• Task details: Retype the full set of records. Keep every character identical.

• Provided information:
# # # # # # #

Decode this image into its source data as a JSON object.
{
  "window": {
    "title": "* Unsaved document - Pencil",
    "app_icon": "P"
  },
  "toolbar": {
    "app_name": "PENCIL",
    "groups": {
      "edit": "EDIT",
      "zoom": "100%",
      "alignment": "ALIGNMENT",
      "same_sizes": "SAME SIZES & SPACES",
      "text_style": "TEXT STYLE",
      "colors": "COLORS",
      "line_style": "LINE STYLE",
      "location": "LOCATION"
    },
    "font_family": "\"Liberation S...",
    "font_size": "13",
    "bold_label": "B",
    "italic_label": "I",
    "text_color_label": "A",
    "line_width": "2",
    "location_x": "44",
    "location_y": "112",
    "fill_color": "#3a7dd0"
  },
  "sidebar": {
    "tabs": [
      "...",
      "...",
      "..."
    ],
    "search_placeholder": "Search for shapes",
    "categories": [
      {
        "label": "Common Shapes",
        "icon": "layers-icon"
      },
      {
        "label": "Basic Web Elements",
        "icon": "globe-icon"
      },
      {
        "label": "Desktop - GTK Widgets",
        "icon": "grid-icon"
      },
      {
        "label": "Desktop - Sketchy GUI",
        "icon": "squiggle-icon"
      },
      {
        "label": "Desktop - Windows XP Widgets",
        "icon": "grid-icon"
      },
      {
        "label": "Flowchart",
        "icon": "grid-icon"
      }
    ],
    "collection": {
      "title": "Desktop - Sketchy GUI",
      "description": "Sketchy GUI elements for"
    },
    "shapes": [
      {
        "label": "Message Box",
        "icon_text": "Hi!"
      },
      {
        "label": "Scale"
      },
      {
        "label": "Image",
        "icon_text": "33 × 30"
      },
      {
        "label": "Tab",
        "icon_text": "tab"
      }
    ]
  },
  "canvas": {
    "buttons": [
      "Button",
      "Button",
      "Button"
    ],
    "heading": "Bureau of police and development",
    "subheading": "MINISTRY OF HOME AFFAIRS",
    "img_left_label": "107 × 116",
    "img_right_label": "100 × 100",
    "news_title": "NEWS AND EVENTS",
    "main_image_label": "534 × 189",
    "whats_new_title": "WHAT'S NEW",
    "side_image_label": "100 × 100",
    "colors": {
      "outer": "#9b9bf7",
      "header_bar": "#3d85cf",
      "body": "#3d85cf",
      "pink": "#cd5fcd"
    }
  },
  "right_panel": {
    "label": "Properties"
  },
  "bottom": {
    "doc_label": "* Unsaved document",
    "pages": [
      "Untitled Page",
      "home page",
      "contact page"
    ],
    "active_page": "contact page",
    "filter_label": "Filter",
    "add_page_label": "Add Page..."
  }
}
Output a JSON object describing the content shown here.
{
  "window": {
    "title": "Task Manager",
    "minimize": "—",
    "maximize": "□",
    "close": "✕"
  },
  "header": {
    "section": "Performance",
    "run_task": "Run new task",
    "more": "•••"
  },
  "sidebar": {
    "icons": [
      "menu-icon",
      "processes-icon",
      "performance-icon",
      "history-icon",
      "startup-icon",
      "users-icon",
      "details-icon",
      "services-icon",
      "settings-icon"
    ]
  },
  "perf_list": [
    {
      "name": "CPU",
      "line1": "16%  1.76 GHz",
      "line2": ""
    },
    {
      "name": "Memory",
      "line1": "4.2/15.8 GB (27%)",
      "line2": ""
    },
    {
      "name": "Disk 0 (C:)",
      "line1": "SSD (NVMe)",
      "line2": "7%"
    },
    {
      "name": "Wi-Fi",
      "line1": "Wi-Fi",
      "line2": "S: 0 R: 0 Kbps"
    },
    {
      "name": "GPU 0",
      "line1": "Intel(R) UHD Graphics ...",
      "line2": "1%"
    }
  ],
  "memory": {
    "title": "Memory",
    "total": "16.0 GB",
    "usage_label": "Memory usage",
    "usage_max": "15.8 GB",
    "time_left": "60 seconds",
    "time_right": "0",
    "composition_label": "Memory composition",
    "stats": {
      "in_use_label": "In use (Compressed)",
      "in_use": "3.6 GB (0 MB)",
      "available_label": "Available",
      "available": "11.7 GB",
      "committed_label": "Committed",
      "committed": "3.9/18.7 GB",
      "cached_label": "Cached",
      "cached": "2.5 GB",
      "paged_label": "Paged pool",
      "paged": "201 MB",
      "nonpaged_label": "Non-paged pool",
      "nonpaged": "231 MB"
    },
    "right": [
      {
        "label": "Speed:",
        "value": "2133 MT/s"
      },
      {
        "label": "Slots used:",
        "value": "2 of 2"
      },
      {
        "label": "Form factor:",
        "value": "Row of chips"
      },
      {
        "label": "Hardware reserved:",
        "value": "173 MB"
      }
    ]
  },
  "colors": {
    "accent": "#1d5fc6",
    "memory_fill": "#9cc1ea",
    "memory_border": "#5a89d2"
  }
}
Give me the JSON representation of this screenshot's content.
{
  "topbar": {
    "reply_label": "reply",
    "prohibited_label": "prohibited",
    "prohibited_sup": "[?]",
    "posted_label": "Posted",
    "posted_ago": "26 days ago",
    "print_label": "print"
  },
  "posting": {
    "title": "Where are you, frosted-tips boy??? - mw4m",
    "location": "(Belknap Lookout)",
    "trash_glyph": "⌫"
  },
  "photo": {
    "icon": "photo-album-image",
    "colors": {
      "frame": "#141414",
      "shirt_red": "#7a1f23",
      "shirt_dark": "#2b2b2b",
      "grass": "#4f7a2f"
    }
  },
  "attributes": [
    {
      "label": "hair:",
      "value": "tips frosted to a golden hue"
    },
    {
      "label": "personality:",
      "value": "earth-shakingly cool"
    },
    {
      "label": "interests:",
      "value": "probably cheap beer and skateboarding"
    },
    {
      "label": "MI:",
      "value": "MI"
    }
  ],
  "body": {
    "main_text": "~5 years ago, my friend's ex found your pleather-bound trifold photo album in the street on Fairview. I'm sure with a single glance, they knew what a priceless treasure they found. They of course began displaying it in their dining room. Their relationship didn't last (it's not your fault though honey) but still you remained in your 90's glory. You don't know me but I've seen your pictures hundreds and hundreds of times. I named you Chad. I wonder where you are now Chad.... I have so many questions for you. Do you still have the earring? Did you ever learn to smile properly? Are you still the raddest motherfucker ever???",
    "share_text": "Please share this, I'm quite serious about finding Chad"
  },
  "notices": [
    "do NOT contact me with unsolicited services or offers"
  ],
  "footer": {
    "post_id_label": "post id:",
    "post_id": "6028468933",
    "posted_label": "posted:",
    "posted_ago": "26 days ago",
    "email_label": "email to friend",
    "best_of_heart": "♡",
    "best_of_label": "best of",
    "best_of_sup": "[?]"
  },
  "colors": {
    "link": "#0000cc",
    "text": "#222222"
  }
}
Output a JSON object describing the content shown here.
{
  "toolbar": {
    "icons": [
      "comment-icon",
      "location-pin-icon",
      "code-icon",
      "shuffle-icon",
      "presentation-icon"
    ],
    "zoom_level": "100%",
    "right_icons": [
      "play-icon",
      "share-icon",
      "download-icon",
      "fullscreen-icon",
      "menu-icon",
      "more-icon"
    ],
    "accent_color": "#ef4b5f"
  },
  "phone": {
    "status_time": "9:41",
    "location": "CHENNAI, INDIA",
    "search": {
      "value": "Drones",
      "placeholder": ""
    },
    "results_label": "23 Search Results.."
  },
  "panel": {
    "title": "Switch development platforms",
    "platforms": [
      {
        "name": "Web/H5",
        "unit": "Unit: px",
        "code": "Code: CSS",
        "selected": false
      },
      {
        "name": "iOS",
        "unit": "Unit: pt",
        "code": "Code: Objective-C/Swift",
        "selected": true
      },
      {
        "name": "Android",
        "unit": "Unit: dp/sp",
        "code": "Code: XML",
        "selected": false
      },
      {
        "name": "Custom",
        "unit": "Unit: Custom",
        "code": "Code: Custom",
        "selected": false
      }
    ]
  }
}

# # # # # # #

• Solution to the problem:
Decode this image into its source data as a JSON object.
{
  "window": {
    "title": "* Unsaved document - Pencil",
    "app_icon": "P"
  },
  "toolbar": {
    "app_name": "PENCIL",
    "groups": {
      "edit": "EDIT",
      "zoom": "100%",
      "alignment": "ALIGNMENT",
      "same_sizes": "SAME SIZES & SPACES",
      "text_style": "TEXT STYLE",
      "colors": "COLORS",
      "line_style": "LINE STYLE",
      "location": "LOCATION"
    },
    "font_family": "\"Liberation S...",
    "font_size": "13",
    "bold_label": "B",
    "italic_label": "I",
    "text_color_label": "A",
    "line_width": "2",
    "location_x": "44",
    "location_y": "112",
    "fill_color": "#3a7dd0"
  },
  "sidebar": {
    "tabs": [
      "...",
      "...",
      "..."
    ],
    "search_placeholder": "Search for shapes",
    "categories": [
      {
        "label": "Common Shapes",
        "icon": "layers-icon"
      },
      {
        "label": "Basic Web Elements",
        "icon": "globe-icon"
      },
      {
        "label": "Desktop - GTK Widgets",
        "icon": "grid-icon"
      },
      {
        "label": "Desktop - Sketchy GUI",
        "icon": "squiggle-icon"
      },
      {
        "label": "Desktop - Windows XP Widgets",
        "icon": "grid-icon"
      },
      {
        "label": "Flowchart",
        "icon": "grid-icon"
      }
    ],
    "collection": {
      "title": "Desktop - Sketchy GUI",
      "description": "Sketchy GUI elements for"
    },
    "shapes": [
      {
        "label": "Message Box",
        "icon_text": "Hi!"
      },
      {
        "label": "Scale"
      },
      {
        "label": "Image",
        "icon_text": "33 × 30"
      },
      {
        "label": "Tab",
        "icon_text": "tab"
      }
    ]
  },
  "canvas": {
    "buttons": [
      "Button",
      "Button",
      "Button"
    ],
    "heading": "Bureau of police and development",
    "subheading": "MINISTRY OF HOME AFFAIRS",
    "img_left_label": "107 × 116",
    "img_right_label": "100 × 100",
    "news_title": "NEWS AND EVENTS",
    "main_image_label": "534 × 189",
    "whats_new_title": "WHAT'S NEW",
    "side_image_label": "100 × 100",
    "colors": {
      "outer": "#9b9bf7",
      "header_bar": "#3d85cf",
      "body": "#3d85cf",
      "pink": "#cd5fcd"
    }
  },
  "right_panel": {
    "label": "Properties"
  },
  "bottom": {
    "doc_label": "* Unsaved document",
    "pages": [
      "Untitled Page",
      "home page",
      "contact page"
    ],
    "active_page": "contact page",
    "filter_label": "Filter",
    "add_page_label": "Add Page..."
  }
}
Output a JSON object describing the content shown here.
{
  "window": {
    "title": "Task Manager",
    "minimize": "—",
    "maximize": "□",
    "close": "✕"
  },
  "header": {
    "section": "Performance",
    "run_task": "Run new task",
    "more": "•••"
  },
  "sidebar": {
    "icons": [
      "menu-icon",
      "processes-icon",
      "performance-icon",
      "history-icon",
      "startup-icon",
      "users-icon",
      "details-icon",
      "services-icon",
      "settings-icon"
    ]
  },
  "perf_list": [
    {
      "name": "CPU",
      "line1": "16%  1.76 GHz",
      "line2": ""
    },
    {
      "name": "Memory",
      "line1": "4.2/15.8 GB (27%)",
      "line2": ""
    },
    {
      "name": "Disk 0 (C:)",
      "line1": "SSD (NVMe)",
      "line2": "7%"
    },
    {
      "name": "Wi-Fi",
      "line1": "Wi-Fi",
      "line2": "S: 0 R: 0 Kbps"
    },
    {
      "name": "GPU 0",
      "line1": "Intel(R) UHD Graphics ...",
      "line2": "1%"
    }
  ],
  "memory": {
    "title": "Memory",
    "total": "16.0 GB",
    "usage_label": "Memory usage",
    "usage_max": "15.8 GB",
    "time_left": "60 seconds",
    "time_right": "0",
    "composition_label": "Memory composition",
    "stats": {
      "in_use_label": "In use (Compressed)",
      "in_use": "3.6 GB (0 MB)",
      "available_label": "Available",
      "available": "11.7 GB",
      "committed_label": "Committed",
      "committed": "3.9/18.7 GB",
      "cached_label": "Cached",
      "cached": "2.5 GB",
      "paged_label": "Paged pool",
      "paged": "201 MB",
      "nonpaged_label": "Non-paged pool",
      "nonpaged": "231 MB"
    },
    "right": [
      {
        "label": "Speed:",
        "value": "2133 MT/s"
      },
      {
        "label": "Slots used:",
        "value": "2 of 2"
      },
      {
        "label": "Form factor:",
        "value": "Row of chips"
      },
      {
        "label": "Hardware reserved:",
        "value": "173 MB"
      }
    ]
  },
  "colors": {
    "accent": "#1d5fc6",
    "memory_fill": "#9cc1ea",
    "memory_border": "#5a89d2"
  }
}
Give me the JSON representation of this screenshot's content.
{
  "topbar": {
    "reply_label": "reply",
    "prohibited_label": "prohibited",
    "prohibited_sup": "[?]",
    "posted_label": "Posted",
    "posted_ago": "26 days ago",
    "print_label": "print"
  },
  "posting": {
    "title": "Where are you, frosted-tips boy??? - mw4m",
    "location": "(Belknap Lookout)",
    "trash_glyph": "⌫"
  },
  "photo": {
    "icon": "photo-album-image",
    "colors": {
      "frame": "#141414",
      "shirt_red": "#7a1f23",
      "shirt_dark": "#2b2b2b",
      "grass": "#4f7a2f"
    }
  },
  "attributes": [
    {
      "label": "hair:",
      "value": "tips frosted to a golden hue"
    },
    {
      "label": "personality:",
      "value": "earth-shakingly cool"
    },
    {
      "label": "interests:",
      "value": "probably cheap beer and skateboarding"
    },
    {
      "label": "MI:",
      "value": "MI"
    }
  ],
  "body": {
    "main_text": "~5 years ago, my friend's ex found your pleather-bound trifold photo album in the street on Fairview. I'm sure with a single glance, they knew what a priceless treasure they found. They of course began displaying it in their dining room. Their relationship didn't last (it's not your fault though honey) but still you remained in your 90's glory. You don't know me but I've seen your pictures hundreds and hundreds of times. I named you Chad. I wonder where you are now Chad.... I have so many questions for you. Do you still have the earring? Did you ever learn to smile properly? Are you still the raddest motherfucker ever???",
    "share_text": "Please share this, I'm quite serious about finding Chad"
  },
  "notices": [
    "do NOT contact me with unsolicited services or offers"
  ],
  "footer": {
    "post_id_label": "post id:",
    "post_id": "6028468933",
    "posted_label": "posted:",
    "posted_ago": "26 days ago",
    "email_label": "email to friend",
    "best_of_heart": "♡",
    "best_of_label": "best of",
    "best_of_sup": "[?]"
  },
  "colors": {
    "link": "#0000cc",
    "text": "#222222"
  }
}
Output a JSON object describing the content shown here.
{
  "toolbar": {
    "icons": [
      "comment-icon",
      "location-pin-icon",
      "code-icon",
      "shuffle-icon",
      "presentation-icon"
    ],
    "zoom_level": "100%",
    "right_icons": [
      "play-icon",
      "share-icon",
      "download-icon",
      "fullscreen-icon",
      "menu-icon",
      "more-icon"
    ],
    "accent_color": "#ef4b5f"
  },
  "phone": {
    "status_time": "9:41",
    "location": "CHENNAI, INDIA",
    "search": {
      "value": "Drones",
      "placeholder": ""
    },
    "results_label": "23 Search Results.."
  },
  "panel": {
    "title": "Switch development platforms",
    "platforms": [
      {
        "name": "Web/H5",
        "unit": "Unit: px",
        "code": "Code: CSS",
        "selected": false
      },
      {
        "name": "iOS",
        "unit": "Unit: pt",
        "code": "Code: Objective-C/Swift",
        "selected": true
      },
      {
        "name": "Android",
        "unit": "Unit: dp/sp",
        "code": "Code: XML",
        "selected": false
      },
      {
        "name": "Custom",
        "unit": "Unit: Custom",
        "code": "Code: Custom",
        "selected": false
      }
    ]
  }
}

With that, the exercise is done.